[[ PAGE TEXT open ]]

Adding Punch to Armour, Artillery and Air Defence
There is a need to add punch to the Armoured Corps and Mechanised Infantry which have to be deployed in the Mountains. With upgradation of roads the T-72 tank and the BMP-2 are deployed in Ladakh. However, there is a need to procure a light tank for our mechanised forces. DRDO is developing a prototype based on the Sarath chassis and the BAE system Combat Vehicle 90 as also other makes could be evaluated.
Currently the most important tank in our inventory is the T-90S. This is a third generation Russian tank. By 2020, India would have a total of 2,011 T-90 tanks working out to about 40 Armoured Regiments. There are also six additional regiments being raised for High Altitude conditions. . The Indian Army is upgrading about 1,600 T-72 tanks with night vision devices and the rest would comprise indigenous Arjun tank which is heavier than the T-90 has a 120mm gun which fire APFSDS, HEAT, High Explosive (HE) and High Explosive Squash Head (HESH). The tank fires the LAHAT missile. This is a semi active laser homing missile with a range of 8 km. The Arjun Mk II is undergoing trials with about 75 modifications.
The BMP-2 is our main APC which has excellent mobility and is equipped with a 30 mm Cannon and fires the Konkurs missile which has a range of 4 Km. Further it has two thermobaric missiles which range up to 6 Km. A decision has been taken to upgrade 1,600 BMP-2 with a 350 Horse Power (HP) engine.The Indian Army currently also has 700 BMP-1s in active service. The Future Infantry Combat Vehicle project is in a state of limbo as also the Future Ready Combat Vehicle.
Artillery is the predominant arm as regards Firepower. The year 2019 saw the induction of the 155 mm Dhanush, the Ultra-Light Howitzer M-777 and the Self Propelled 155 mm Vajra. Further the Long Range Pinaka would be on user trials and possibly inducted by 2022.The Artillery is moving on to Precision Guided Munitions and possibly undertaking trials of state-of-the-art PGMs. Further Hypersonic BrahMos may possibly be inducted in about 2 years.

[[ PAGE TEXT closed ]]
[[ EXTRACTED MATERIAL open ]]

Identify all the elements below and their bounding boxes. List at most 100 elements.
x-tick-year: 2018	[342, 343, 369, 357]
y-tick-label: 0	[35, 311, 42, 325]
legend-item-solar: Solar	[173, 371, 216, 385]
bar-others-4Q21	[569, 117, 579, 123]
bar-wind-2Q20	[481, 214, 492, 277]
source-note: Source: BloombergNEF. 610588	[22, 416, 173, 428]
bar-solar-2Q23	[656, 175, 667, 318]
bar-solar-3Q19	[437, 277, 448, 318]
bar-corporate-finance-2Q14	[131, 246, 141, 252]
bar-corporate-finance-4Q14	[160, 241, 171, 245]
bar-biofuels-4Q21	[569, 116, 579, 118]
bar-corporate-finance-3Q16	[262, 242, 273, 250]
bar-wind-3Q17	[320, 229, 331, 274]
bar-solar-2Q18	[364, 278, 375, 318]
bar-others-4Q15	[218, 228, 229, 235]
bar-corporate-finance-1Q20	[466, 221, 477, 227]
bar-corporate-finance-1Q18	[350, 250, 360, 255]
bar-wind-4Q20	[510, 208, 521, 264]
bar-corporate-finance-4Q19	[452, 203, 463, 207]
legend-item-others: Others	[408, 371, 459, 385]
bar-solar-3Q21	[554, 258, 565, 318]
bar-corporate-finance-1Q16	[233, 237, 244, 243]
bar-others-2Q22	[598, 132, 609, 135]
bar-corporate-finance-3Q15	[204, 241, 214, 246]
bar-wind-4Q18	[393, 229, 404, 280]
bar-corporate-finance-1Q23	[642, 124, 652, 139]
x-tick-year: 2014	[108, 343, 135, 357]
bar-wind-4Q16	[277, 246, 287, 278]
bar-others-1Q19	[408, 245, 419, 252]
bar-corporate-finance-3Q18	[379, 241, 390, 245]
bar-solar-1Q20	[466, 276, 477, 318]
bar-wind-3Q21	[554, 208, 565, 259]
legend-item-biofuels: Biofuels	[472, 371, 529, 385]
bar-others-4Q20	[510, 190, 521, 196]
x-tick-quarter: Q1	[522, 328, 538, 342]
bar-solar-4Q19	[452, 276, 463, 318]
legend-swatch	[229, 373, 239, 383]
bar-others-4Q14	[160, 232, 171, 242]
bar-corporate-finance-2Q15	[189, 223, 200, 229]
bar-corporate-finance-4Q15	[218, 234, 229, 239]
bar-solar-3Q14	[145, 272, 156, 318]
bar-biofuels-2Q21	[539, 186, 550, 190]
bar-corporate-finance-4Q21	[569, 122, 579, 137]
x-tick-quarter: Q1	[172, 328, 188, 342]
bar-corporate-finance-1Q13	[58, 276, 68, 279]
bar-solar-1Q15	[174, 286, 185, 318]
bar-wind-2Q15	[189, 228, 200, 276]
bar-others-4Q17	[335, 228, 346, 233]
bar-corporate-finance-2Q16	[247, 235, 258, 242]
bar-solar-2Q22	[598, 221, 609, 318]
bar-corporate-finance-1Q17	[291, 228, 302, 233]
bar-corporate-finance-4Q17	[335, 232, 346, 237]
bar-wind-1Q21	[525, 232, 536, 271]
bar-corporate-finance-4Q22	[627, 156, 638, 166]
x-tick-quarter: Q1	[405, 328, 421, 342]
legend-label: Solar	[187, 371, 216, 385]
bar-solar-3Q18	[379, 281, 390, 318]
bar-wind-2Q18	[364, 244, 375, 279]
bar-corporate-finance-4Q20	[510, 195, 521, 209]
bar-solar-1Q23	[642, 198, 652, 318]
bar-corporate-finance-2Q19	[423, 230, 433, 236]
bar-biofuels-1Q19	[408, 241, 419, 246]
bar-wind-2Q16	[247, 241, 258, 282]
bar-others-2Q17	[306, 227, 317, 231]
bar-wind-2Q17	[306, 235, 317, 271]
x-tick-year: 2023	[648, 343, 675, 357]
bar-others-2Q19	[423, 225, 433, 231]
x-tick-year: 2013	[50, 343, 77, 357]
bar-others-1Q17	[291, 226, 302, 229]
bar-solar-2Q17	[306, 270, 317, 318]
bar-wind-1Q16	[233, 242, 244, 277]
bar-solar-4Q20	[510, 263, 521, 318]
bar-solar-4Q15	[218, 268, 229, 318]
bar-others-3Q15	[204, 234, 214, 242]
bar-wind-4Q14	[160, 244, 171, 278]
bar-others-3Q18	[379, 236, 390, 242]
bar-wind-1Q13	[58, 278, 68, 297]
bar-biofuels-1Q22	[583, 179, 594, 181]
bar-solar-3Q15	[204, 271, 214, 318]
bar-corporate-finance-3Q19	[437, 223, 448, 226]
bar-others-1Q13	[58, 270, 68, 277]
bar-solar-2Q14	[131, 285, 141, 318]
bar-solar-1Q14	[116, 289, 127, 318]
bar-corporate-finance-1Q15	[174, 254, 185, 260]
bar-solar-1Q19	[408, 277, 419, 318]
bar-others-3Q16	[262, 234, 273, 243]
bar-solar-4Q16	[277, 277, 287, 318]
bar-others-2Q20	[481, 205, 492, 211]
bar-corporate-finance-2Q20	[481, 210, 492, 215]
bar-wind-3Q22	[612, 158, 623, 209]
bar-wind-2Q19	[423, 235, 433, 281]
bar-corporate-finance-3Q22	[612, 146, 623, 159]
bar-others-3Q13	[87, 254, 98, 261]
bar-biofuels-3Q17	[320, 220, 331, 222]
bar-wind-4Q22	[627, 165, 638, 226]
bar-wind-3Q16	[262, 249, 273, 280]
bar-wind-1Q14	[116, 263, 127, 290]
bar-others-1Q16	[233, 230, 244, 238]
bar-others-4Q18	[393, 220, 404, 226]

[[ EXTRACTED MATERIAL closed ]]

◆ BRIEF 1 ◆
In the passage on armour, artillery and air defence, reproduce verbatim the part that opens with the words containing "Artillery is the" and closes with "about 2 years.".
◆ BRIEF 2 ◆
In the passage on armour, artillery and air defence, what is the range of the Konkurs missile fired by the BMP-2?
◆ BRIEF 3 ◆
Extend the passage on armour, artillery and air defence, starting after its last sentence.

◆ REPLY 1 ◆
Artillery is the predominant arm as regards Firepower. The year 2019 saw the induction of the 155 mm Dhanush, the Ultra-Light Howitzer M-777 and the Self Propelled 155 mm Vajra. Further the Long Range Pinaka would be on user trials and possibly inducted by 2022.The Artillery is moving on to Precision Guided Munitions and possibly undertaking trials of state-of-the-art PGMs. Further Hypersonic BrahMos may possibly be inducted in about 2 years.

◆ REPLY 2 ◆
4 km.

◆ REPLY 3 ◆
The Army Air Defence is an extremely important arm as it provides Low Level Air Defence in the Tactical Battle Area (TBA). Currently, the Army Air Defence is awaiting the induction of VShorad Igla S-24 missiles. On December 24, 2019, DRDO confirmed successful development trials of the 30-Km range Quick Reaction Surface-to-Air Missile (QRSAM). The missile is likely to be available for user trials in 2020 and is likely to be cleared for production by 2021.
High Technology aspects concern Artificial Intelligence, Robotics, Nano Technology, Lethal Automatic Weapon Systems Directed Energy Weapons, Nuclear, Biological and Chemical Warfare. Research in all these fields are moving at a steady pace. Artificial Intelligence and Robotics are in a nascent stage of development. Rapid strides are needed to be taken in the field of Nano technology as it would lead to reduction of size and weight which would be suitable for our High Altitude and Glaciated regions. Direct energy weapons are being developed by China and there is a need to expedite their development. We need to build up our credible deterrence in the field of Nuclear, Biological and Chemical Warfare.
Threats from China and Pakistan leave us with no option but to undertake modernisation at a fast pace. The Indian Army is currently involved in meeting challenges at the Line of Control (LoC) and Line of Actual Control (LAC). All out efforts must be made by all concerned to expedite modernisation optimising the process initiated by the present Government.